[Records from a data source]
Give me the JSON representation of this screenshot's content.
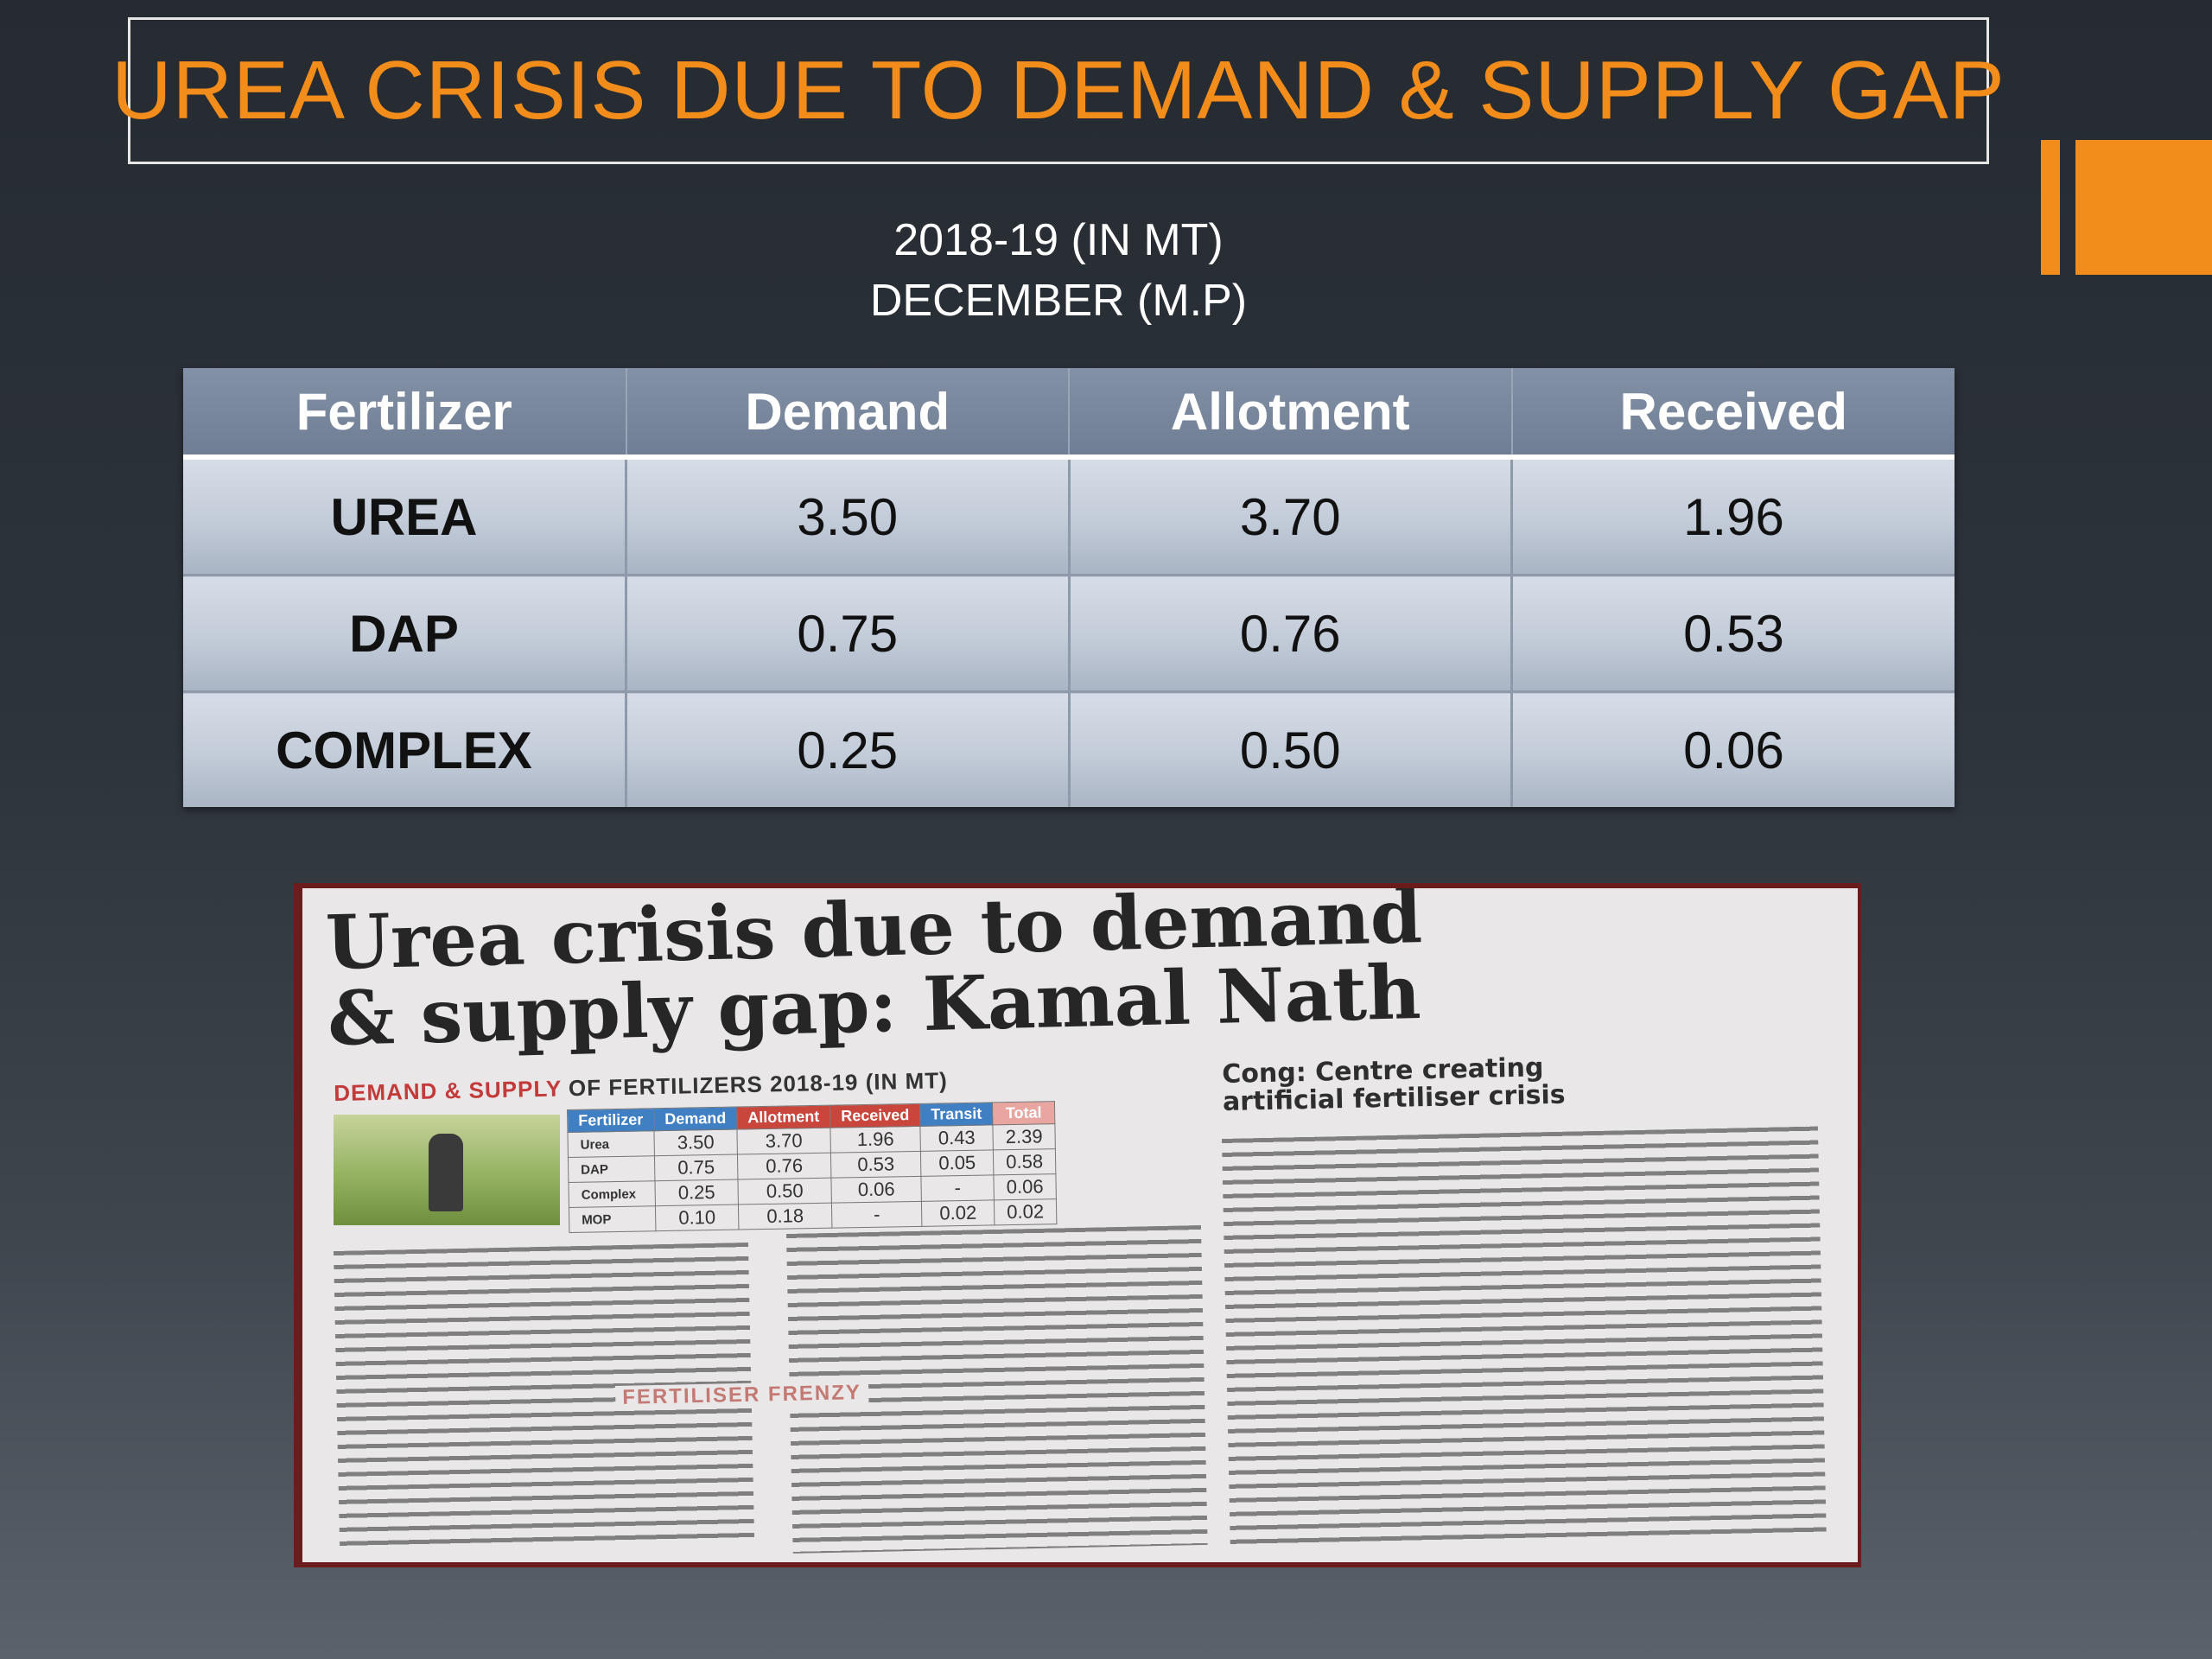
{
  "slide": {
    "title": "UREA CRISIS DUE TO DEMAND & SUPPLY GAP",
    "subtitle_line1": "2018-19 (IN MT)",
    "subtitle_line2": "DECEMBER (M.P)",
    "accent_color": "#f28c1a"
  },
  "table": {
    "headers": [
      "Fertilizer",
      "Demand",
      "Allotment",
      "Received"
    ],
    "rows": [
      [
        "UREA",
        "3.50",
        "3.70",
        "1.96"
      ],
      [
        "DAP",
        "0.75",
        "0.76",
        "0.53"
      ],
      [
        "COMPLEX",
        "0.25",
        "0.50",
        "0.06"
      ]
    ]
  },
  "clipping": {
    "headline_line1": "Urea crisis due to demand",
    "headline_line2": "& supply gap: Kamal Nath",
    "table_caption_red": "DEMAND & SUPPLY",
    "table_caption_rest": " OF FERTILIZERS 2018-19 (IN MT)",
    "mini_headers": [
      "Fertilizer",
      "Demand",
      "Allotment",
      "Received",
      "Transit",
      "Total"
    ],
    "mini_rows": [
      [
        "Urea",
        "3.50",
        "3.70",
        "1.96",
        "0.43",
        "2.39"
      ],
      [
        "DAP",
        "0.75",
        "0.76",
        "0.53",
        "0.05",
        "0.58"
      ],
      [
        "Complex",
        "0.25",
        "0.50",
        "0.06",
        "-",
        "0.06"
      ],
      [
        "MOP",
        "0.10",
        "0.18",
        "-",
        "0.02",
        "0.02"
      ]
    ],
    "side_headline_line1": "Cong: Centre creating",
    "side_headline_line2": "artificial fertiliser crisis",
    "subhead": "FERTILISER FRENZY"
  }
}
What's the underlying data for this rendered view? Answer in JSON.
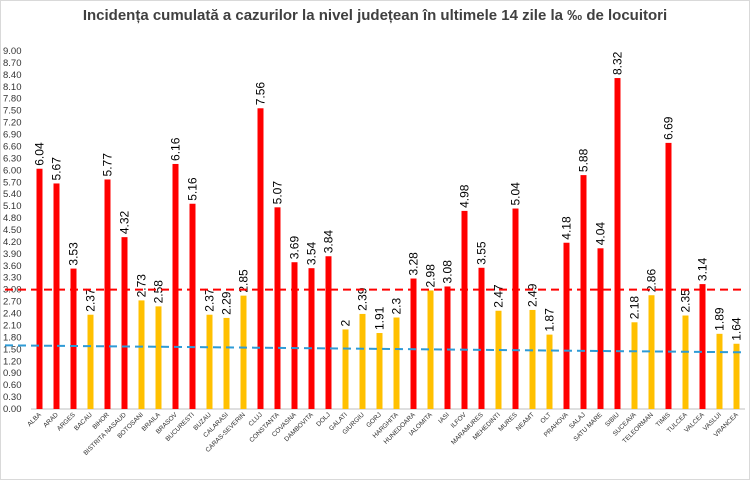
{
  "chart_data": {
    "type": "bar",
    "title": "Incidența cumulată a cazurilor la nivel județean în ultimele 14 zile la ‰ de locuitori",
    "xlabel": "",
    "ylabel": "",
    "ylim": [
      0,
      9.0
    ],
    "ytick_step": 0.3,
    "grid": false,
    "legend": "none",
    "categories": [
      "ALBA",
      "ARAD",
      "ARGES",
      "BACAU",
      "BIHOR",
      "BISTRITA NASAUD",
      "BOTOSANI",
      "BRAILA",
      "BRASOV",
      "BUCURESTI",
      "BUZAU",
      "CALARASI",
      "CARAS-SEVERIN",
      "CLUJ",
      "CONSTANTA",
      "COVASNA",
      "DAMBOVITA",
      "DOLJ",
      "GALATI",
      "GIURGIU",
      "GORJ",
      "HARGHITA",
      "HUNEDOARA",
      "IALOMITA",
      "IASI",
      "ILFOV",
      "MARAMURES",
      "MEHEDINTI",
      "MURES",
      "NEAMT",
      "OLT",
      "PRAHOVA",
      "SALAJ",
      "SATU MARE",
      "SIBIU",
      "SUCEAVA",
      "TELEORMAN",
      "TIMIS",
      "TULCEA",
      "VALCEA",
      "VASLUI",
      "VRANCEA"
    ],
    "values": [
      6.04,
      5.67,
      3.53,
      2.37,
      5.77,
      4.32,
      2.73,
      2.58,
      6.16,
      5.16,
      2.37,
      2.29,
      2.85,
      7.56,
      5.07,
      3.69,
      3.54,
      3.84,
      2,
      2.39,
      1.91,
      2.3,
      3.28,
      2.98,
      3.08,
      4.98,
      3.55,
      2.47,
      5.04,
      2.49,
      1.87,
      4.18,
      5.88,
      4.04,
      8.32,
      2.18,
      2.86,
      6.69,
      2.35,
      3.14,
      1.89,
      1.64
    ],
    "value_labels": [
      "6.04",
      "5.67",
      "3.53",
      "2.37",
      "5.77",
      "4.32",
      "2.73",
      "2.58",
      "6.16",
      "5.16",
      "2.37",
      "2.29",
      "2.85",
      "7.56",
      "5.07",
      "3.69",
      "3.54",
      "3.84",
      "2",
      "2.39",
      "1.91",
      "2.3",
      "3.28",
      "2.98",
      "3.08",
      "4.98",
      "3.55",
      "2.47",
      "5.04",
      "2.49",
      "1.87",
      "4.18",
      "5.88",
      "4.04",
      "8.32",
      "2.18",
      "2.86",
      "6.69",
      "2.35",
      "3.14",
      "1.89",
      "1.64"
    ],
    "threshold_red": 3.0,
    "threshold_blue": 1.5,
    "colors": {
      "above_threshold": "#FF0000",
      "below_threshold": "#FFC000",
      "red_line": "#FF0000",
      "blue_line": "#2E9BD6"
    }
  }
}
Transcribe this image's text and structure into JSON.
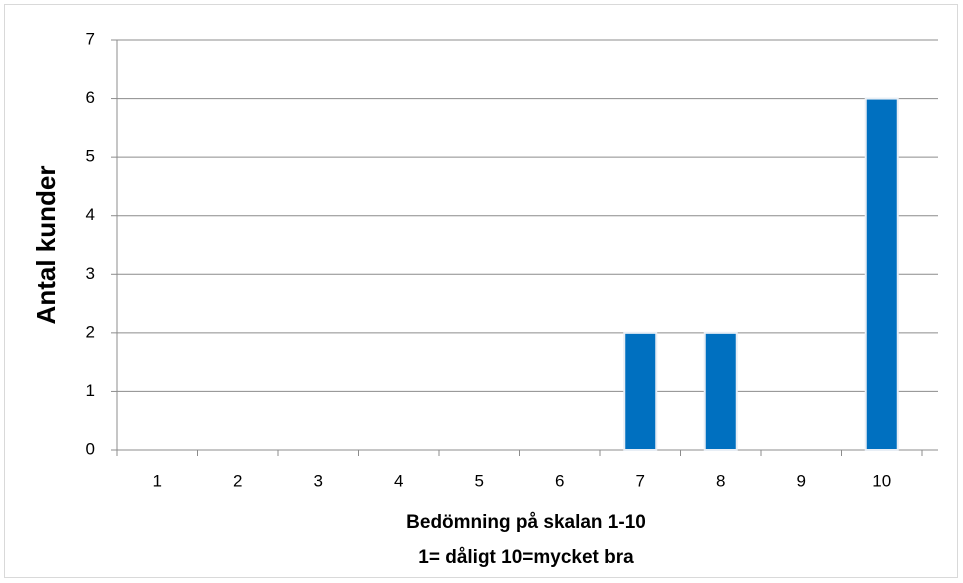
{
  "chart_data": {
    "type": "bar",
    "categories": [
      "1",
      "2",
      "3",
      "4",
      "5",
      "6",
      "7",
      "8",
      "9",
      "10"
    ],
    "values": [
      0,
      0,
      0,
      0,
      0,
      0,
      2,
      2,
      0,
      6
    ],
    "color": "#0070c0",
    "ylim": [
      0,
      7
    ],
    "yticks": [
      0,
      1,
      2,
      3,
      4,
      5,
      6,
      7
    ],
    "grid": true,
    "ylabel": "Antal kunder",
    "xlabel": [
      "Bedömning på skalan 1-10",
      "1= dåligt   10=mycket bra"
    ]
  }
}
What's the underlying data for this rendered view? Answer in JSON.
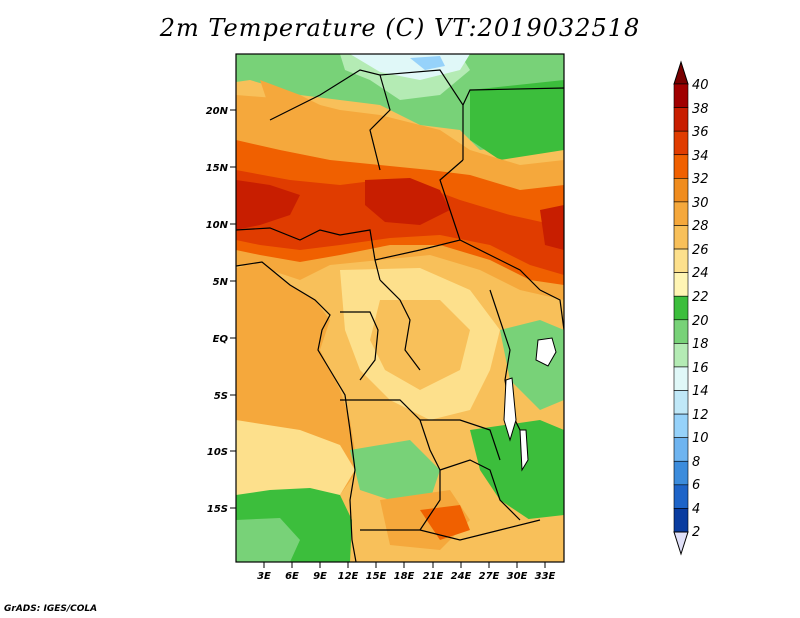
{
  "title": "2m Temperature (C) VT:2019032518",
  "credit": "GrADS: IGES/COLA",
  "map": {
    "lat_labels": [
      "20N",
      "15N",
      "10N",
      "5N",
      "EQ",
      "5S",
      "10S",
      "15S"
    ],
    "lon_labels": [
      "3E",
      "6E",
      "9E",
      "12E",
      "15E",
      "18E",
      "21E",
      "24E",
      "27E",
      "30E",
      "33E"
    ]
  },
  "colorbar": {
    "levels": [
      40,
      38,
      36,
      34,
      32,
      30,
      28,
      26,
      24,
      22,
      20,
      18,
      16,
      14,
      12,
      10,
      8,
      6,
      4,
      2
    ],
    "colors": [
      "#a00000",
      "#c81e00",
      "#e03c00",
      "#f06000",
      "#f08c1e",
      "#f5a83c",
      "#f8c05a",
      "#fde08c",
      "#fff5b4",
      "#3cbe3c",
      "#78d278",
      "#b4ebb4",
      "#e0f8f8",
      "#c0e8f8",
      "#96d2fa",
      "#6eb4f0",
      "#3c8cdc",
      "#1e64c8",
      "#0a3ca0",
      "#000050"
    ],
    "upper_arrow_color": "#780000",
    "lower_arrow_color": "#e0e0f8"
  }
}
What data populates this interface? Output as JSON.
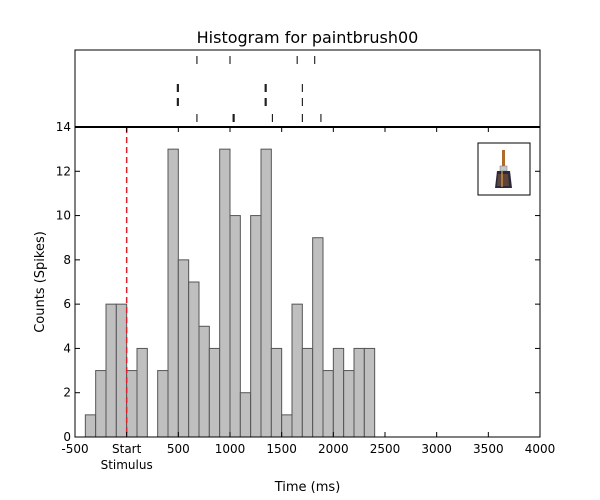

Written instruction
Output the full set of records above without changing a word, and drop the images.

The output
Give me the JSON representation of this screenshot's content.
{
  "slide": {
    "title": "UREA CRISIS DUE TO DEMAND & SUPPLY GAP",
    "subtitle_line1": "2018-19 (IN MT)",
    "subtitle_line2": "DECEMBER (M.P)",
    "accent_color": "#f28c1a"
  },
  "table": {
    "headers": [
      "Fertilizer",
      "Demand",
      "Allotment",
      "Received"
    ],
    "rows": [
      [
        "UREA",
        "3.50",
        "3.70",
        "1.96"
      ],
      [
        "DAP",
        "0.75",
        "0.76",
        "0.53"
      ],
      [
        "COMPLEX",
        "0.25",
        "0.50",
        "0.06"
      ]
    ]
  },
  "clipping": {
    "headline_line1": "Urea crisis due to demand",
    "headline_line2": "& supply gap: Kamal Nath",
    "table_caption_red": "DEMAND & SUPPLY",
    "table_caption_rest": " OF FERTILIZERS 2018-19 (IN MT)",
    "mini_headers": [
      "Fertilizer",
      "Demand",
      "Allotment",
      "Received",
      "Transit",
      "Total"
    ],
    "mini_rows": [
      [
        "Urea",
        "3.50",
        "3.70",
        "1.96",
        "0.43",
        "2.39"
      ],
      [
        "DAP",
        "0.75",
        "0.76",
        "0.53",
        "0.05",
        "0.58"
      ],
      [
        "Complex",
        "0.25",
        "0.50",
        "0.06",
        "-",
        "0.06"
      ],
      [
        "MOP",
        "0.10",
        "0.18",
        "-",
        "0.02",
        "0.02"
      ]
    ],
    "side_headline_line1": "Cong: Centre creating",
    "side_headline_line2": "artificial fertiliser crisis",
    "subhead": "FERTILISER FRENZY"
  }
}
What's the underlying data for this rendered view? Answer in JSON.
{
  "chart_data": {
    "type": "bar",
    "title": "Incidența cumulată a cazurilor la nivel județean în ultimele 14 zile la ‰ de locuitori",
    "xlabel": "",
    "ylabel": "",
    "ylim": [
      0,
      9.0
    ],
    "ytick_step": 0.3,
    "grid": false,
    "legend": "none",
    "categories": [
      "ALBA",
      "ARAD",
      "ARGES",
      "BACAU",
      "BIHOR",
      "BISTRITA NASAUD",
      "BOTOSANI",
      "BRAILA",
      "BRASOV",
      "BUCURESTI",
      "BUZAU",
      "CALARASI",
      "CARAS-SEVERIN",
      "CLUJ",
      "CONSTANTA",
      "COVASNA",
      "DAMBOVITA",
      "DOLJ",
      "GALATI",
      "GIURGIU",
      "GORJ",
      "HARGHITA",
      "HUNEDOARA",
      "IALOMITA",
      "IASI",
      "ILFOV",
      "MARAMURES",
      "MEHEDINTI",
      "MURES",
      "NEAMT",
      "OLT",
      "PRAHOVA",
      "SALAJ",
      "SATU MARE",
      "SIBIU",
      "SUCEAVA",
      "TELEORMAN",
      "TIMIS",
      "TULCEA",
      "VALCEA",
      "VASLUI",
      "VRANCEA"
    ],
    "values": [
      6.04,
      5.67,
      3.53,
      2.37,
      5.77,
      4.32,
      2.73,
      2.58,
      6.16,
      5.16,
      2.37,
      2.29,
      2.85,
      7.56,
      5.07,
      3.69,
      3.54,
      3.84,
      2,
      2.39,
      1.91,
      2.3,
      3.28,
      2.98,
      3.08,
      4.98,
      3.55,
      2.47,
      5.04,
      2.49,
      1.87,
      4.18,
      5.88,
      4.04,
      8.32,
      2.18,
      2.86,
      6.69,
      2.35,
      3.14,
      1.89,
      1.64
    ],
    "value_labels": [
      "6.04",
      "5.67",
      "3.53",
      "2.37",
      "5.77",
      "4.32",
      "2.73",
      "2.58",
      "6.16",
      "5.16",
      "2.37",
      "2.29",
      "2.85",
      "7.56",
      "5.07",
      "3.69",
      "3.54",
      "3.84",
      "2",
      "2.39",
      "1.91",
      "2.3",
      "3.28",
      "2.98",
      "3.08",
      "4.98",
      "3.55",
      "2.47",
      "5.04",
      "2.49",
      "1.87",
      "4.18",
      "5.88",
      "4.04",
      "8.32",
      "2.18",
      "2.86",
      "6.69",
      "2.35",
      "3.14",
      "1.89",
      "1.64"
    ],
    "threshold_red": 3.0,
    "threshold_blue": 1.5,
    "colors": {
      "above_threshold": "#FF0000",
      "below_threshold": "#FFC000",
      "red_line": "#FF0000",
      "blue_line": "#2E9BD6"
    }
  }
}
Transcribe this image's text and structure into JSON.
{
  "chart_data": {
    "type": "bar",
    "categories": [
      "1",
      "2",
      "3",
      "4",
      "5",
      "6",
      "7",
      "8",
      "9",
      "10"
    ],
    "values": [
      0,
      0,
      0,
      0,
      0,
      0,
      2,
      2,
      0,
      6
    ],
    "color": "#0070c0",
    "ylim": [
      0,
      7
    ],
    "yticks": [
      0,
      1,
      2,
      3,
      4,
      5,
      6,
      7
    ],
    "grid": true,
    "ylabel": "Antal kunder",
    "xlabel": [
      "Bedömning på skalan 1-10",
      "1= dåligt   10=mycket bra"
    ]
  }
}
What's the underlying data for this rendered view? Answer in JSON.
{
  "title": "2m Temperature (C) VT:2019032518",
  "credit": "GrADS: IGES/COLA",
  "map": {
    "lat_labels": [
      "20N",
      "15N",
      "10N",
      "5N",
      "EQ",
      "5S",
      "10S",
      "15S"
    ],
    "lon_labels": [
      "3E",
      "6E",
      "9E",
      "12E",
      "15E",
      "18E",
      "21E",
      "24E",
      "27E",
      "30E",
      "33E"
    ]
  },
  "colorbar": {
    "levels": [
      40,
      38,
      36,
      34,
      32,
      30,
      28,
      26,
      24,
      22,
      20,
      18,
      16,
      14,
      12,
      10,
      8,
      6,
      4,
      2
    ],
    "colors": [
      "#a00000",
      "#c81e00",
      "#e03c00",
      "#f06000",
      "#f08c1e",
      "#f5a83c",
      "#f8c05a",
      "#fde08c",
      "#fff5b4",
      "#3cbe3c",
      "#78d278",
      "#b4ebb4",
      "#e0f8f8",
      "#c0e8f8",
      "#96d2fa",
      "#6eb4f0",
      "#3c8cdc",
      "#1e64c8",
      "#0a3ca0",
      "#000050"
    ],
    "upper_arrow_color": "#780000",
    "lower_arrow_color": "#e0e0f8"
  }
}
What data populates this interface? Output as JSON.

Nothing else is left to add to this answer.